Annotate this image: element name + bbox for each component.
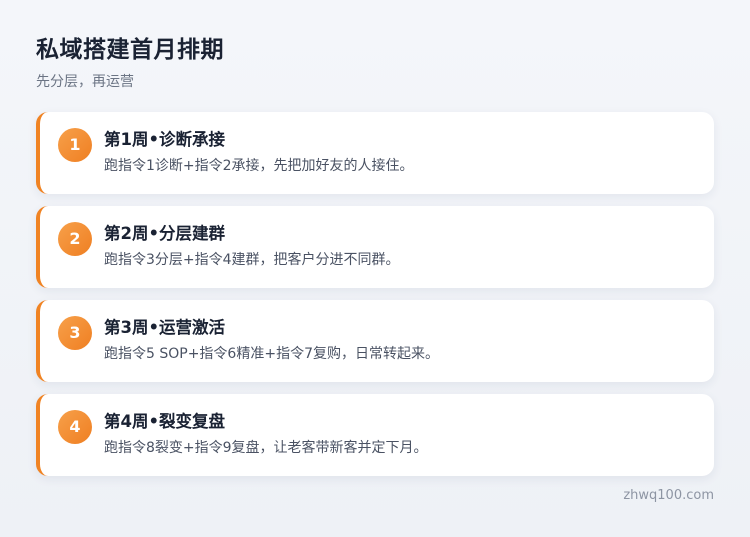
week-description: 跑指令3分层+指令4建群，把客户分进不同群。: [104, 252, 400, 268]
site-watermark: zhwq100.com: [623, 488, 714, 503]
week-title: 第3周•运营激活: [104, 318, 226, 337]
step-number-badge: 4: [58, 410, 92, 444]
step-number-badge: 3: [58, 316, 92, 350]
week-card-4: 4 第4周•裂变复盘 跑指令8裂变+指令9复盘，让老客带新客并定下月。: [36, 394, 714, 476]
week-title: 第4周•裂变复盘: [104, 412, 226, 431]
step-number-badge: 2: [58, 222, 92, 256]
schedule-list: 1 第1周•诊断承接 跑指令1诊断+指令2承接，先把加好友的人接住。 2 第2周…: [36, 112, 714, 488]
week-card-3: 3 第3周•运营激活 跑指令5 SOP+指令6精准+指令7复购，日常转起来。: [36, 300, 714, 382]
week-card-2: 2 第2周•分层建群 跑指令3分层+指令4建群，把客户分进不同群。: [36, 206, 714, 288]
week-title: 第2周•分层建群: [104, 224, 226, 243]
step-number-badge: 1: [58, 128, 92, 162]
page-title: 私域搭建首月排期: [36, 37, 224, 63]
week-description: 跑指令8裂变+指令9复盘，让老客带新客并定下月。: [104, 440, 428, 456]
page-subtitle: 先分层，再运营: [36, 74, 134, 90]
week-description: 跑指令5 SOP+指令6精准+指令7复购，日常转起来。: [104, 346, 439, 362]
week-card-1: 1 第1周•诊断承接 跑指令1诊断+指令2承接，先把加好友的人接住。: [36, 112, 714, 194]
week-description: 跑指令1诊断+指令2承接，先把加好友的人接住。: [104, 158, 414, 174]
week-title: 第1周•诊断承接: [104, 130, 226, 149]
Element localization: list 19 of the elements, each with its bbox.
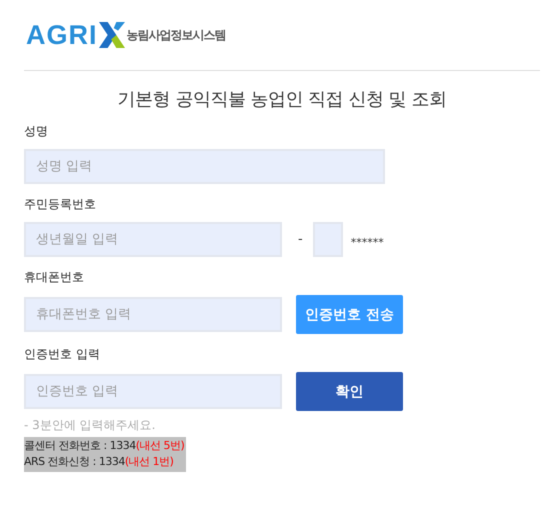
input-field[interactable] <box>312 222 343 257</box>
contact-line: ARS 전화신청 : 1334(내선 1번) <box>24 454 174 470</box>
confirm-button[interactable]: 확인 <box>296 372 403 411</box>
input-field[interactable]: 생년월일 입력 <box>24 222 282 257</box>
field-label: 주민등록번호 <box>24 196 97 213</box>
field-label: 성명 <box>24 123 49 140</box>
page-title: 기본형 공익직불 농업인 직접 신청 및 조회 <box>116 88 448 111</box>
masked-digits: ****** <box>350 236 384 249</box>
field-label: 인증번호 입력 <box>24 346 101 363</box>
hint-text: - 3분안에 입력해주세요. <box>24 417 156 434</box>
field-label: 휴대폰번호 <box>24 269 85 286</box>
dash-separator: - <box>298 232 303 247</box>
contact-line: 콜센터 전화번호 : 1334(내선 5번) <box>24 438 184 454</box>
input-field[interactable]: 성명 입력 <box>24 149 385 184</box>
input-field[interactable]: 휴대폰번호 입력 <box>24 297 282 332</box>
logo-x-icon <box>98 21 124 49</box>
logo-wordmark: AGRI <box>26 20 98 50</box>
logo-subtitle: 농림사업정보시스템 <box>126 26 226 44</box>
input-field[interactable]: 인증번호 입력 <box>24 374 282 409</box>
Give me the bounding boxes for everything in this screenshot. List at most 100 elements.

******************************

--- STATED EXERCISE ---
Reproduce every line of the records above verbatim, from the first line to the last. Leave the pictures out of your answer.

--- ANSWER FOR THE TASK ---
Annotate this image: element name + bbox for each component.
week-description: 跑指令3分层+指令4建群，把客户分进不同群。: [104, 252, 400, 268]
site-watermark: zhwq100.com: [623, 488, 714, 503]
week-title: 第3周•运营激活: [104, 318, 226, 337]
step-number-badge: 4: [58, 410, 92, 444]
step-number-badge: 3: [58, 316, 92, 350]
week-card-4: 4 第4周•裂变复盘 跑指令8裂变+指令9复盘，让老客带新客并定下月。: [36, 394, 714, 476]
week-title: 第4周•裂变复盘: [104, 412, 226, 431]
step-number-badge: 2: [58, 222, 92, 256]
schedule-list: 1 第1周•诊断承接 跑指令1诊断+指令2承接，先把加好友的人接住。 2 第2周…: [36, 112, 714, 488]
week-card-3: 3 第3周•运营激活 跑指令5 SOP+指令6精准+指令7复购，日常转起来。: [36, 300, 714, 382]
week-card-2: 2 第2周•分层建群 跑指令3分层+指令4建群，把客户分进不同群。: [36, 206, 714, 288]
week-title: 第2周•分层建群: [104, 224, 226, 243]
step-number-badge: 1: [58, 128, 92, 162]
page-title: 私域搭建首月排期: [36, 37, 224, 63]
week-description: 跑指令8裂变+指令9复盘，让老客带新客并定下月。: [104, 440, 428, 456]
page-subtitle: 先分层，再运营: [36, 74, 134, 90]
week-description: 跑指令5 SOP+指令6精准+指令7复购，日常转起来。: [104, 346, 439, 362]
week-card-1: 1 第1周•诊断承接 跑指令1诊断+指令2承接，先把加好友的人接住。: [36, 112, 714, 194]
week-description: 跑指令1诊断+指令2承接，先把加好友的人接住。: [104, 158, 414, 174]
week-title: 第1周•诊断承接: [104, 130, 226, 149]
Element localization: list 19 of the elements, each with its bbox.
input-field[interactable] <box>312 222 343 257</box>
contact-line: ARS 전화신청 : 1334(내선 1번) <box>24 454 174 470</box>
confirm-button[interactable]: 확인 <box>296 372 403 411</box>
input-field[interactable]: 생년월일 입력 <box>24 222 282 257</box>
field-label: 주민등록번호 <box>24 196 97 213</box>
field-label: 성명 <box>24 123 49 140</box>
page-title: 기본형 공익직불 농업인 직접 신청 및 조회 <box>116 88 448 111</box>
masked-digits: ****** <box>350 236 384 249</box>
field-label: 인증번호 입력 <box>24 346 101 363</box>
hint-text: - 3분안에 입력해주세요. <box>24 417 156 434</box>
field-label: 휴대폰번호 <box>24 269 85 286</box>
dash-separator: - <box>298 232 303 247</box>
contact-line: 콜센터 전화번호 : 1334(내선 5번) <box>24 438 184 454</box>
input-field[interactable]: 성명 입력 <box>24 149 385 184</box>
input-field[interactable]: 휴대폰번호 입력 <box>24 297 282 332</box>
logo-x-icon <box>98 21 124 49</box>
logo-wordmark: AGRI <box>26 20 98 50</box>
logo-subtitle: 농림사업정보시스템 <box>126 26 226 44</box>
input-field[interactable]: 인증번호 입력 <box>24 374 282 409</box>
Give me the bounding boxes for everything in this screenshot. List at most 100 elements.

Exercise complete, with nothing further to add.